Input data:
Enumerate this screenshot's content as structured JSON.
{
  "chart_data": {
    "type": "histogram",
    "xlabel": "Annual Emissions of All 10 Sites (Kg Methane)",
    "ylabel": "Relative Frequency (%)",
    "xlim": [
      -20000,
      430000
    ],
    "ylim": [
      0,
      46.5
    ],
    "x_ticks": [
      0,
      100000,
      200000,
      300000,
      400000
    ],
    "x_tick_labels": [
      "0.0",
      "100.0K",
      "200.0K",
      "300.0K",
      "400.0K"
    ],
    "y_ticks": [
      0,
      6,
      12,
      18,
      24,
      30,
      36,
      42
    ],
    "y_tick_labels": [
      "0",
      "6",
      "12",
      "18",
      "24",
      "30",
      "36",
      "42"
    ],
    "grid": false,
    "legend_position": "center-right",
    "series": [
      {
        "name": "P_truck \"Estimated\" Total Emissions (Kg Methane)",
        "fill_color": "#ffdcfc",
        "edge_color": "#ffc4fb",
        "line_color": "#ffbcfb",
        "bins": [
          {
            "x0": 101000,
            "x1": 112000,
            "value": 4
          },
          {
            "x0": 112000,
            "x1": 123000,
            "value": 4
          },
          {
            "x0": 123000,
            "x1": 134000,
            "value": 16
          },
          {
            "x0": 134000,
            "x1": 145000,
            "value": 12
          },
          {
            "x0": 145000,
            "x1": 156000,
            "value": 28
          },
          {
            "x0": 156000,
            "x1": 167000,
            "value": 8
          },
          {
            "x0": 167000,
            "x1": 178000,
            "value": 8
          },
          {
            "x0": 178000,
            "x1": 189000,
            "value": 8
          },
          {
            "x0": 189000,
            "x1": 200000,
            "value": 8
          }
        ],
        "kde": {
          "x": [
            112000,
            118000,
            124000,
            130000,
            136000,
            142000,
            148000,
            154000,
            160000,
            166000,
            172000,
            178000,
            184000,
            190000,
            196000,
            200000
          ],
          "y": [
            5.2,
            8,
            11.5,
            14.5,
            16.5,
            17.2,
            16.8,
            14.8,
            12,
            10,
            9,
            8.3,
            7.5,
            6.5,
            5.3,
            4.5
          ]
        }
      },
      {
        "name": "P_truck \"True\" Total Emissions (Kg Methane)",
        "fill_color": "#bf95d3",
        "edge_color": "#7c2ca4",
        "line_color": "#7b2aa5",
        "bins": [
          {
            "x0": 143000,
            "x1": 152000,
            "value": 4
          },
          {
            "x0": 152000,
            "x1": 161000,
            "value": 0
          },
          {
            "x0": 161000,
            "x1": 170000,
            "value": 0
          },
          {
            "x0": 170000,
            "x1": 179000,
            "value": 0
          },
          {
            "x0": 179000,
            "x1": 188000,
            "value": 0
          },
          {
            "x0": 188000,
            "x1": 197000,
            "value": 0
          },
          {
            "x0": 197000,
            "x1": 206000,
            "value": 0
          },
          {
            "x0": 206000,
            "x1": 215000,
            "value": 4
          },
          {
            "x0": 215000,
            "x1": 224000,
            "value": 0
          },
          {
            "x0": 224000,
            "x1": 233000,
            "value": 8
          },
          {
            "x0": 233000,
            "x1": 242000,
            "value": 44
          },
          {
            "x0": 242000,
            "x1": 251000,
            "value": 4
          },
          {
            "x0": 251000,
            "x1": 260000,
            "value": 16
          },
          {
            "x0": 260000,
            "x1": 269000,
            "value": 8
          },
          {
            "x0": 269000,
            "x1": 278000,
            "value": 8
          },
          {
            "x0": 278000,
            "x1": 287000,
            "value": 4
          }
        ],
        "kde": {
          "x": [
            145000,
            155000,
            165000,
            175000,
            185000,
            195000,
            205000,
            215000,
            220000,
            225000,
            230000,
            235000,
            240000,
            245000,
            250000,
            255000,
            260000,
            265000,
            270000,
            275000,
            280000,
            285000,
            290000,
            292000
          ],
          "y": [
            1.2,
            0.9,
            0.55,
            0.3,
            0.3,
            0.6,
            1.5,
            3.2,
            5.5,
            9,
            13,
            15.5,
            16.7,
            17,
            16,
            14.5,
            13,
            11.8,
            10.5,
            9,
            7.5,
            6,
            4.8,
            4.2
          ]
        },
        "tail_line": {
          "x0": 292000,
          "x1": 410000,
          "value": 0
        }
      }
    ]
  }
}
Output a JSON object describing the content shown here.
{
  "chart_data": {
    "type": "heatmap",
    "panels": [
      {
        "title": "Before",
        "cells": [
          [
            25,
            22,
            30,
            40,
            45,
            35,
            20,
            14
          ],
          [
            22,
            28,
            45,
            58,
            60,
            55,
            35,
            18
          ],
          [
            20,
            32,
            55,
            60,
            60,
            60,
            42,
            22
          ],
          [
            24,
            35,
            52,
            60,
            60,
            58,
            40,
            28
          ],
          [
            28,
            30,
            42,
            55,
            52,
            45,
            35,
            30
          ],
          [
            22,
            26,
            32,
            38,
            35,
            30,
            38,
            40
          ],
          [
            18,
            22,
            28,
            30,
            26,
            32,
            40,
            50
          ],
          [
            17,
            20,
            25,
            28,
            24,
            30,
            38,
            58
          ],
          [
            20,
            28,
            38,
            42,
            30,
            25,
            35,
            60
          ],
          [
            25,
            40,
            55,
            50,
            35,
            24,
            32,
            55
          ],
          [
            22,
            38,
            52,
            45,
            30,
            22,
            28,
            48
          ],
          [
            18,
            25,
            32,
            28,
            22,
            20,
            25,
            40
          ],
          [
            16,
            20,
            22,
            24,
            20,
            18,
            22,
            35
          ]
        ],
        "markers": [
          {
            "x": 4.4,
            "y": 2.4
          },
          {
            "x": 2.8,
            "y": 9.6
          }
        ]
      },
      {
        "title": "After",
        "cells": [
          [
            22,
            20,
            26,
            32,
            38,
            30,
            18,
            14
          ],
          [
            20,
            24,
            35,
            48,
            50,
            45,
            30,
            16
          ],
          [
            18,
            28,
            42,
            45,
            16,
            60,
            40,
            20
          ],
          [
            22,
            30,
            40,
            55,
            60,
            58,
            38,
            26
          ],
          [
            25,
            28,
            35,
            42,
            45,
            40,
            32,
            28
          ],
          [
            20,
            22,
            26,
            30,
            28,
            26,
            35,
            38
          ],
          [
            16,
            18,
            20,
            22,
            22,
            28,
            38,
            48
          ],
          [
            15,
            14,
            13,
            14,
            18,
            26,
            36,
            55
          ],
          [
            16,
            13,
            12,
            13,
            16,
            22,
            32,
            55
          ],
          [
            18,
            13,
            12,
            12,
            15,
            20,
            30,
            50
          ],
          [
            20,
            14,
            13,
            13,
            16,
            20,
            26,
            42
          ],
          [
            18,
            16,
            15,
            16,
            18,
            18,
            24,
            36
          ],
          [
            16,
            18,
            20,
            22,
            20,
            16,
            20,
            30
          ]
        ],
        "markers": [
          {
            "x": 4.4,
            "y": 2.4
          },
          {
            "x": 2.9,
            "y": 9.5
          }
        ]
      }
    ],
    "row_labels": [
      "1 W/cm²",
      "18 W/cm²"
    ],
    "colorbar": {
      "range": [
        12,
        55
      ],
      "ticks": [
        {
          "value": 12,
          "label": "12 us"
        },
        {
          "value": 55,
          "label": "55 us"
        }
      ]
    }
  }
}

Problem to solve:
From the listing above, copy all lines holding the word "Methane".

Solution to this task:
    "xlabel": "Annual Emissions of All 10 Sites (Kg Methane)",
        "name": "P_truck \"Estimated\" Total Emissions (Kg Methane)",
        "name": "P_truck \"True\" Total Emissions (Kg Methane)",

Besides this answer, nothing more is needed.